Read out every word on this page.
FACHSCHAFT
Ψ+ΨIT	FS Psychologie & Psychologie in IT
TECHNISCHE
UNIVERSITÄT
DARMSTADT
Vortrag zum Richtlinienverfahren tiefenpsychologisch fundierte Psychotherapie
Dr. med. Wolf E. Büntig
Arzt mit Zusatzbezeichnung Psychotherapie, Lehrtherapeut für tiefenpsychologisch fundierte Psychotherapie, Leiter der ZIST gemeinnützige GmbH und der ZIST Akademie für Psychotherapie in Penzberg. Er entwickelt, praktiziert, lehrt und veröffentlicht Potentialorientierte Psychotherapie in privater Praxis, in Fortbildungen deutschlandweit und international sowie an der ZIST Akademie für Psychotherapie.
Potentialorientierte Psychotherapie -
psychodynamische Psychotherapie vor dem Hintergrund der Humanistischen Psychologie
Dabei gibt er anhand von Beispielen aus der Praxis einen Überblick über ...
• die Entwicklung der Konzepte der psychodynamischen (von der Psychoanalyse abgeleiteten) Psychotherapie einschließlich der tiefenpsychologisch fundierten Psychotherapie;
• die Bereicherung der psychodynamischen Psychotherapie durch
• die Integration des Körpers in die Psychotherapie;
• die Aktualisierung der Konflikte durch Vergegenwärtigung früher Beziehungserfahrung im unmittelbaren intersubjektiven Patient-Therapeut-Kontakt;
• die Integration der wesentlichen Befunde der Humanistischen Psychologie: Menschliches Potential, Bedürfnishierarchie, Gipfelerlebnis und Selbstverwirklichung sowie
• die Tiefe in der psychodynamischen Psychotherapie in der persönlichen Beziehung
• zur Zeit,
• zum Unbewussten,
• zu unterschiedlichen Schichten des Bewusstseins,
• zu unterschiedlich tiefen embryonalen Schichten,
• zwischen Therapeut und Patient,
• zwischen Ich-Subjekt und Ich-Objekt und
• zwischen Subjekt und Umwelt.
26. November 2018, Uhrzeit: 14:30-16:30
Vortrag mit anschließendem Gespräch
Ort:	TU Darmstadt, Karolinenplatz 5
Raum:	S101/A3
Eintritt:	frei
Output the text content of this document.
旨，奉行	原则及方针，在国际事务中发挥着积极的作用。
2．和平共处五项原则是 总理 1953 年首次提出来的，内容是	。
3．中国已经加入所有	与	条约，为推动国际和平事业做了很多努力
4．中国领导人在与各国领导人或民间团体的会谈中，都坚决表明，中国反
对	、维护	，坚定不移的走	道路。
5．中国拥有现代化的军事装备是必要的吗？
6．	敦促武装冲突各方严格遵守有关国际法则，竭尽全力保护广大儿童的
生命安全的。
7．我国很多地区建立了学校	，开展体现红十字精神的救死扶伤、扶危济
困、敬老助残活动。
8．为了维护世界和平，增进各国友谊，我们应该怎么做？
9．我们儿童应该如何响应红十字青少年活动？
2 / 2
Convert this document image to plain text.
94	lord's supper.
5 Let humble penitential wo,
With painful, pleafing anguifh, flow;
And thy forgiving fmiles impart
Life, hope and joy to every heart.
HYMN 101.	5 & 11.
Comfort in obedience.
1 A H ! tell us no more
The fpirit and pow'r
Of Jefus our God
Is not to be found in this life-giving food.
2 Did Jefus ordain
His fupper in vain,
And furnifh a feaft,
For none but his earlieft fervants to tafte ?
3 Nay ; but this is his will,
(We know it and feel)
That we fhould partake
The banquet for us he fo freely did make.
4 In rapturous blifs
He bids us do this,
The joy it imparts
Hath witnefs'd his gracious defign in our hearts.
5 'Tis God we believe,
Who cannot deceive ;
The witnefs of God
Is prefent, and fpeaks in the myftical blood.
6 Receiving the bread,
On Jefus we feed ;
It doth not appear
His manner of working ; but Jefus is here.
◇ ◇ ◇ ◇ ◇
### TASK TO COMPLETE
Which lines above contain "every"? Show each of them.

### EXERCISE ANSWER
Read out every word on this page.
Life, hope and joy to every heart.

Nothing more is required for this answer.